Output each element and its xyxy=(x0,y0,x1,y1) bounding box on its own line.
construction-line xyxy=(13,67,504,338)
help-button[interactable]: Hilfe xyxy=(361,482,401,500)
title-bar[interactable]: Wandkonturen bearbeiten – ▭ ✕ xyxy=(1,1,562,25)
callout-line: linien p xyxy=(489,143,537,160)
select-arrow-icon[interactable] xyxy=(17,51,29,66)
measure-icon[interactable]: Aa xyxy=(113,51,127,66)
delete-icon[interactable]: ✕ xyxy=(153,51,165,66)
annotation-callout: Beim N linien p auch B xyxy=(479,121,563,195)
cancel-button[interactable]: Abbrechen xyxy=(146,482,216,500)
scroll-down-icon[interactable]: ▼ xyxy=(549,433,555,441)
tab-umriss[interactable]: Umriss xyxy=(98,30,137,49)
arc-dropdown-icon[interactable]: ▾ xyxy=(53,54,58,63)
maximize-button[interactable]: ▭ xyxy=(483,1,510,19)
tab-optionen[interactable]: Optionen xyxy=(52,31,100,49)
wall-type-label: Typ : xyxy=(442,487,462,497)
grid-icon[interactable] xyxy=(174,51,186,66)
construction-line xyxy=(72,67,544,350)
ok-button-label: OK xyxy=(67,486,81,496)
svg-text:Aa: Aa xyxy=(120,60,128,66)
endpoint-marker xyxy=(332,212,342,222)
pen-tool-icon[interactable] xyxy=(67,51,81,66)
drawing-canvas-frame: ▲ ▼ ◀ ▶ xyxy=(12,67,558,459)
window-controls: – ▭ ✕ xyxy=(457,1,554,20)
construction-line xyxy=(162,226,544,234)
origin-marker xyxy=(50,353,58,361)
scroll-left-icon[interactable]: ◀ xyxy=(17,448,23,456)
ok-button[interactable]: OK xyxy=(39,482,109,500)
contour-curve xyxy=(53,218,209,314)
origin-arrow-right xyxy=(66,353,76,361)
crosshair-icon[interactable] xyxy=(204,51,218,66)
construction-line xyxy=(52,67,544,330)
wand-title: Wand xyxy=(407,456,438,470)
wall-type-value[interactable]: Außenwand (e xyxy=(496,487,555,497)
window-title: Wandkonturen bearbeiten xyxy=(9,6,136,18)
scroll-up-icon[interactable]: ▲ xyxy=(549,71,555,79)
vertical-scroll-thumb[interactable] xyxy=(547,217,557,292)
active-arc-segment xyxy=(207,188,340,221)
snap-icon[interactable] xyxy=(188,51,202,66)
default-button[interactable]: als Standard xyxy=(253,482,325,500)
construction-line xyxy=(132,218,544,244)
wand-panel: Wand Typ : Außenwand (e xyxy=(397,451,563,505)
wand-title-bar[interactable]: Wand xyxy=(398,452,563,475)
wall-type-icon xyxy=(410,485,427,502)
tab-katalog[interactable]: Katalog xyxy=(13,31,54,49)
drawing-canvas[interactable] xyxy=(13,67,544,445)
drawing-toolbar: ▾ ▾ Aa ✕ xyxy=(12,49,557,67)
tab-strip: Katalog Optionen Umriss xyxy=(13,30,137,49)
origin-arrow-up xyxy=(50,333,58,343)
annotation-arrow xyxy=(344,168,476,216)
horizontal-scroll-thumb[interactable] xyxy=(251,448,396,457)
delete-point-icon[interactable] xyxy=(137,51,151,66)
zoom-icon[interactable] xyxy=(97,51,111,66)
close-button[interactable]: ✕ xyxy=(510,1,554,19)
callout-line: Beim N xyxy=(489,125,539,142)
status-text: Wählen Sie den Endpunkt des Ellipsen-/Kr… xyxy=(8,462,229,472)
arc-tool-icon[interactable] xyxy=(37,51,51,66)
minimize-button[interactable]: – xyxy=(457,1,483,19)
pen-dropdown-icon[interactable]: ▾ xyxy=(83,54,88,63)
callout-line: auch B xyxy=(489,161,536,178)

- **Job**: Copy every line of the items above without changing anything.

- **Full response**:
Output each element and its xyxy=(x0,y0,x1,y1) bounding box on its own line.
construction-line xyxy=(13,67,504,338)
help-button[interactable]: Hilfe xyxy=(361,482,401,500)
title-bar[interactable]: Wandkonturen bearbeiten – ▭ ✕ xyxy=(1,1,562,25)
callout-line: linien p xyxy=(489,143,537,160)
select-arrow-icon[interactable] xyxy=(17,51,29,66)
measure-icon[interactable]: Aa xyxy=(113,51,127,66)
delete-icon[interactable]: ✕ xyxy=(153,51,165,66)
annotation-callout: Beim N linien p auch B xyxy=(479,121,563,195)
cancel-button[interactable]: Abbrechen xyxy=(146,482,216,500)
scroll-down-icon[interactable]: ▼ xyxy=(549,433,555,441)
tab-umriss[interactable]: Umriss xyxy=(98,30,137,49)
arc-dropdown-icon[interactable]: ▾ xyxy=(53,54,58,63)
maximize-button[interactable]: ▭ xyxy=(483,1,510,19)
tab-optionen[interactable]: Optionen xyxy=(52,31,100,49)
wall-type-label: Typ : xyxy=(442,487,462,497)
grid-icon[interactable] xyxy=(174,51,186,66)
construction-line xyxy=(72,67,544,350)
ok-button-label: OK xyxy=(67,486,81,496)
svg-text:Aa: Aa xyxy=(120,60,128,66)
endpoint-marker xyxy=(332,212,342,222)
pen-tool-icon[interactable] xyxy=(67,51,81,66)
drawing-canvas-frame: ▲ ▼ ◀ ▶ xyxy=(12,67,558,459)
window-controls: – ▭ ✕ xyxy=(457,1,554,20)
construction-line xyxy=(162,226,544,234)
origin-marker xyxy=(50,353,58,361)
scroll-left-icon[interactable]: ◀ xyxy=(17,448,23,456)
ok-button[interactable]: OK xyxy=(39,482,109,500)
contour-curve xyxy=(53,218,209,314)
origin-arrow-right xyxy=(66,353,76,361)
crosshair-icon[interactable] xyxy=(204,51,218,66)
construction-line xyxy=(52,67,544,330)
wand-title: Wand xyxy=(407,456,438,470)
wall-type-value[interactable]: Außenwand (e xyxy=(496,487,555,497)
window-title: Wandkonturen bearbeiten xyxy=(9,6,136,18)
scroll-up-icon[interactable]: ▲ xyxy=(549,71,555,79)
vertical-scroll-thumb[interactable] xyxy=(547,217,557,292)
active-arc-segment xyxy=(207,188,340,221)
snap-icon[interactable] xyxy=(188,51,202,66)
default-button[interactable]: als Standard xyxy=(253,482,325,500)
construction-line xyxy=(132,218,544,244)
wand-panel: Wand Typ : Außenwand (e xyxy=(397,451,563,505)
wand-title-bar[interactable]: Wand xyxy=(398,452,563,475)
wall-type-icon xyxy=(410,485,427,502)
tab-katalog[interactable]: Katalog xyxy=(13,31,54,49)
drawing-canvas[interactable] xyxy=(13,67,544,445)
drawing-toolbar: ▾ ▾ Aa ✕ xyxy=(12,49,557,67)
tab-strip: Katalog Optionen Umriss xyxy=(13,30,137,49)
origin-arrow-up xyxy=(50,333,58,343)
annotation-arrow xyxy=(344,168,476,216)
horizontal-scroll-thumb[interactable] xyxy=(251,448,396,457)
delete-point-icon[interactable] xyxy=(137,51,151,66)
zoom-icon[interactable] xyxy=(97,51,111,66)
close-button[interactable]: ✕ xyxy=(510,1,554,19)
callout-line: Beim N xyxy=(489,125,539,142)
status-text: Wählen Sie den Endpunkt des Ellipsen-/Kr… xyxy=(8,462,229,472)
arc-tool-icon[interactable] xyxy=(37,51,51,66)
minimize-button[interactable]: – xyxy=(457,1,483,19)
pen-dropdown-icon[interactable]: ▾ xyxy=(83,54,88,63)
callout-line: auch B xyxy=(489,161,536,178)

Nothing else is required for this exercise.